▶ **Exercise directions**
Your task is to restate the data word for word.

--------------------------------------------------

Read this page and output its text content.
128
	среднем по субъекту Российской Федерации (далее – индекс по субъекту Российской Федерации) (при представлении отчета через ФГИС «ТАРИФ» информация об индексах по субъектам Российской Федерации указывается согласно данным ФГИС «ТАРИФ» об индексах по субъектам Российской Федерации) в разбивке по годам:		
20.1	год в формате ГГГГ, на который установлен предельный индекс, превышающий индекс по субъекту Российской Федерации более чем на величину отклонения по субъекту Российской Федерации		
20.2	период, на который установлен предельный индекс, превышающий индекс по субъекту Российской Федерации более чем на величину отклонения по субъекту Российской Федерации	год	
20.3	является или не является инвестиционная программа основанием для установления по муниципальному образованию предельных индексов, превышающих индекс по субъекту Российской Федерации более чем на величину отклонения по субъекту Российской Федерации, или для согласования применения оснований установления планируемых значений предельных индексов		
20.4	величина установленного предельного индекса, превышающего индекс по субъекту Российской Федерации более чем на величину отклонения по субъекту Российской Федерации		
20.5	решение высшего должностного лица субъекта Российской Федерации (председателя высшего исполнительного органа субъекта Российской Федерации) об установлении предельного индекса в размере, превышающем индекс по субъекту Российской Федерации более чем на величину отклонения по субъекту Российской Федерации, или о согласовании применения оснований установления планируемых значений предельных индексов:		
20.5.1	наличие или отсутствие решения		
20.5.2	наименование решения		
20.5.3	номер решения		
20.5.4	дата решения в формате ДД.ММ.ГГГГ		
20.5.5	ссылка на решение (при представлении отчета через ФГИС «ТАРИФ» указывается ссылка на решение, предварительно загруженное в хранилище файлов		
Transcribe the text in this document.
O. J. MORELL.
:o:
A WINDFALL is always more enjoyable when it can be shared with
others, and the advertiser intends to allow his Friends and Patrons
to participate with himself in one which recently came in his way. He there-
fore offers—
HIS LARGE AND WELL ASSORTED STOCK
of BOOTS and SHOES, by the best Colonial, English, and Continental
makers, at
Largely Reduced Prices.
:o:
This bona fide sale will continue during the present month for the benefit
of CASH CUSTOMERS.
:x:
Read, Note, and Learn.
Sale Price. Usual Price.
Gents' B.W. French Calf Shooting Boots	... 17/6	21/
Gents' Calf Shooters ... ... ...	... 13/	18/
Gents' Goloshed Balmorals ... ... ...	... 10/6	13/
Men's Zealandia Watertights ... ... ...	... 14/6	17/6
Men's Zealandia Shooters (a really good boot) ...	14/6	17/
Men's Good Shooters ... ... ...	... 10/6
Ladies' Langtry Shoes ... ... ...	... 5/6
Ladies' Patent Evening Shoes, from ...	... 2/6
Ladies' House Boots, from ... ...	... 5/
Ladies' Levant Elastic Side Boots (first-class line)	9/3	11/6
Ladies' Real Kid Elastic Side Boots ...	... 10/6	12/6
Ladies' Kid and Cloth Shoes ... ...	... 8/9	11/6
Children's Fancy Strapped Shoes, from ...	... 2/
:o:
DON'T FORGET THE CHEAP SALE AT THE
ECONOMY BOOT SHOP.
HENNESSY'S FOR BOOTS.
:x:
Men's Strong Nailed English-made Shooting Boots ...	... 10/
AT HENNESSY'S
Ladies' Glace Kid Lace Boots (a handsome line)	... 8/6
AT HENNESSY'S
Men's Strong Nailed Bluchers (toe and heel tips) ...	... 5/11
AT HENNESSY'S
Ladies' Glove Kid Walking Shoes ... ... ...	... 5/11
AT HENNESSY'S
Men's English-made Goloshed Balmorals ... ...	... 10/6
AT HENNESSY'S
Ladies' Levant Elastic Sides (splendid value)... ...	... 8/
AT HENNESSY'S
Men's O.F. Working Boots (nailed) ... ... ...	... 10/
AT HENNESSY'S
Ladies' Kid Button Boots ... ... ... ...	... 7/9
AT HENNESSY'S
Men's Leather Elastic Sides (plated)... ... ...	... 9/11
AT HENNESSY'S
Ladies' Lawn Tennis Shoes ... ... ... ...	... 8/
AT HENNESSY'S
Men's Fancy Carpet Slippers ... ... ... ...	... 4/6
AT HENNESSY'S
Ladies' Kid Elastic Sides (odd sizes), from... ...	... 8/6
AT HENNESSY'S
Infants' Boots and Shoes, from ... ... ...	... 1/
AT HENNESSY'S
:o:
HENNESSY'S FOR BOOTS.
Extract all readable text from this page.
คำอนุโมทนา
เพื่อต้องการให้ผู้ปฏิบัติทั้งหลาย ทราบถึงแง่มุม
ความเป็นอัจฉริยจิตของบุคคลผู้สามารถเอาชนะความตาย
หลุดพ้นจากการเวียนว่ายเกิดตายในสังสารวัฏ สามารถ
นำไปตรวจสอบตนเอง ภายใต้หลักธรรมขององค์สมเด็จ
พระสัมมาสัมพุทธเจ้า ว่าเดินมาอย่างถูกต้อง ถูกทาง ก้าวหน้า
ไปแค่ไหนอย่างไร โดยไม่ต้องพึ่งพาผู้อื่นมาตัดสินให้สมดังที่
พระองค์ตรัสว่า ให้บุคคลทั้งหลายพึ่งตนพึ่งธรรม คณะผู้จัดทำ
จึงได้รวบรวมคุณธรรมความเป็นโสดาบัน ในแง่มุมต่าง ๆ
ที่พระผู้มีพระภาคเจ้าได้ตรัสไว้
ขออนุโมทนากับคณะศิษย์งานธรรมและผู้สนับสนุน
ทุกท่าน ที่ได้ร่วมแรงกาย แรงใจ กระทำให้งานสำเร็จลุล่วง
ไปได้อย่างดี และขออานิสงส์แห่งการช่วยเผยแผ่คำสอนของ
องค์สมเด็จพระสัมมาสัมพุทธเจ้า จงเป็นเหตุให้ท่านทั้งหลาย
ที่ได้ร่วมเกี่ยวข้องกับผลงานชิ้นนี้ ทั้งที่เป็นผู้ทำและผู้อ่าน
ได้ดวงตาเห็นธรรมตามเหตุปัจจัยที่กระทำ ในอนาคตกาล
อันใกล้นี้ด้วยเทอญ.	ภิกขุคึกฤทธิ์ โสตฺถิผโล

--------------------------------------------------

▶ **Answer to this task**
Read this page and output its text content.
128
	среднем по субъекту Российской Федерации (далее – индекс по субъекту Российской Федерации) (при представлении отчета через ФГИС «ТАРИФ» информация об индексах по субъектам Российской Федерации указывается согласно данным ФГИС «ТАРИФ» об индексах по субъектам Российской Федерации) в разбивке по годам:		
20.1	год в формате ГГГГ, на который установлен предельный индекс, превышающий индекс по субъекту Российской Федерации более чем на величину отклонения по субъекту Российской Федерации		
20.2	период, на который установлен предельный индекс, превышающий индекс по субъекту Российской Федерации более чем на величину отклонения по субъекту Российской Федерации	год	
20.3	является или не является инвестиционная программа основанием для установления по муниципальному образованию предельных индексов, превышающих индекс по субъекту Российской Федерации более чем на величину отклонения по субъекту Российской Федерации, или для согласования применения оснований установления планируемых значений предельных индексов		
20.4	величина установленного предельного индекса, превышающего индекс по субъекту Российской Федерации более чем на величину отклонения по субъекту Российской Федерации		
20.5	решение высшего должностного лица субъекта Российской Федерации (председателя высшего исполнительного органа субъекта Российской Федерации) об установлении предельного индекса в размере, превышающем индекс по субъекту Российской Федерации более чем на величину отклонения по субъекту Российской Федерации, или о согласовании применения оснований установления планируемых значений предельных индексов:		
20.5.1	наличие или отсутствие решения		
20.5.2	наименование решения		
20.5.3	номер решения		
20.5.4	дата решения в формате ДД.ММ.ГГГГ		
20.5.5	ссылка на решение (при представлении отчета через ФГИС «ТАРИФ» указывается ссылка на решение, предварительно загруженное в хранилище файлов		
Transcribe the text in this document.
O. J. MORELL.
:o:
A WINDFALL is always more enjoyable when it can be shared with
others, and the advertiser intends to allow his Friends and Patrons
to participate with himself in one which recently came in his way. He there-
fore offers—
HIS LARGE AND WELL ASSORTED STOCK
of BOOTS and SHOES, by the best Colonial, English, and Continental
makers, at
Largely Reduced Prices.
:o:
This bona fide sale will continue during the present month for the benefit
of CASH CUSTOMERS.
:x:
Read, Note, and Learn.
Sale Price. Usual Price.
Gents' B.W. French Calf Shooting Boots	... 17/6	21/
Gents' Calf Shooters ... ... ...	... 13/	18/
Gents' Goloshed Balmorals ... ... ...	... 10/6	13/
Men's Zealandia Watertights ... ... ...	... 14/6	17/6
Men's Zealandia Shooters (a really good boot) ...	14/6	17/
Men's Good Shooters ... ... ...	... 10/6
Ladies' Langtry Shoes ... ... ...	... 5/6
Ladies' Patent Evening Shoes, from ...	... 2/6
Ladies' House Boots, from ... ...	... 5/
Ladies' Levant Elastic Side Boots (first-class line)	9/3	11/6
Ladies' Real Kid Elastic Side Boots ...	... 10/6	12/6
Ladies' Kid and Cloth Shoes ... ...	... 8/9	11/6
Children's Fancy Strapped Shoes, from ...	... 2/
:o:
DON'T FORGET THE CHEAP SALE AT THE
ECONOMY BOOT SHOP.
HENNESSY'S FOR BOOTS.
:x:
Men's Strong Nailed English-made Shooting Boots ...	... 10/
AT HENNESSY'S
Ladies' Glace Kid Lace Boots (a handsome line)	... 8/6
AT HENNESSY'S
Men's Strong Nailed Bluchers (toe and heel tips) ...	... 5/11
AT HENNESSY'S
Ladies' Glove Kid Walking Shoes ... ... ...	... 5/11
AT HENNESSY'S
Men's English-made Goloshed Balmorals ... ...	... 10/6
AT HENNESSY'S
Ladies' Levant Elastic Sides (splendid value)... ...	... 8/
AT HENNESSY'S
Men's O.F. Working Boots (nailed) ... ... ...	... 10/
AT HENNESSY'S
Ladies' Kid Button Boots ... ... ... ...	... 7/9
AT HENNESSY'S
Men's Leather Elastic Sides (plated)... ... ...	... 9/11
AT HENNESSY'S
Ladies' Lawn Tennis Shoes ... ... ... ...	... 8/
AT HENNESSY'S
Men's Fancy Carpet Slippers ... ... ... ...	... 4/6
AT HENNESSY'S
Ladies' Kid Elastic Sides (odd sizes), from... ...	... 8/6
AT HENNESSY'S
Infants' Boots and Shoes, from ... ... ...	... 1/
AT HENNESSY'S
:o:
HENNESSY'S FOR BOOTS.
Extract all readable text from this page.
คำอนุโมทนา
เพื่อต้องการให้ผู้ปฏิบัติทั้งหลาย ทราบถึงแง่มุม
ความเป็นอัจฉริยจิตของบุคคลผู้สามารถเอาชนะความตาย
หลุดพ้นจากการเวียนว่ายเกิดตายในสังสารวัฏ สามารถ
นำไปตรวจสอบตนเอง ภายใต้หลักธรรมขององค์สมเด็จ
พระสัมมาสัมพุทธเจ้า ว่าเดินมาอย่างถูกต้อง ถูกทาง ก้าวหน้า
ไปแค่ไหนอย่างไร โดยไม่ต้องพึ่งพาผู้อื่นมาตัดสินให้สมดังที่
พระองค์ตรัสว่า ให้บุคคลทั้งหลายพึ่งตนพึ่งธรรม คณะผู้จัดทำ
จึงได้รวบรวมคุณธรรมความเป็นโสดาบัน ในแง่มุมต่าง ๆ
ที่พระผู้มีพระภาคเจ้าได้ตรัสไว้
ขออนุโมทนากับคณะศิษย์งานธรรมและผู้สนับสนุน
ทุกท่าน ที่ได้ร่วมแรงกาย แรงใจ กระทำให้งานสำเร็จลุล่วง
ไปได้อย่างดี และขออานิสงส์แห่งการช่วยเผยแผ่คำสอนของ
องค์สมเด็จพระสัมมาสัมพุทธเจ้า จงเป็นเหตุให้ท่านทั้งหลาย
ที่ได้ร่วมเกี่ยวข้องกับผลงานชิ้นนี้ ทั้งที่เป็นผู้ทำและผู้อ่าน
ได้ดวงตาเห็นธรรมตามเหตุปัจจัยที่กระทำ ในอนาคตกาล
อันใกล้นี้ด้วยเทอญ.	ภิกขุคึกฤทธิ์ โสตฺถิผโล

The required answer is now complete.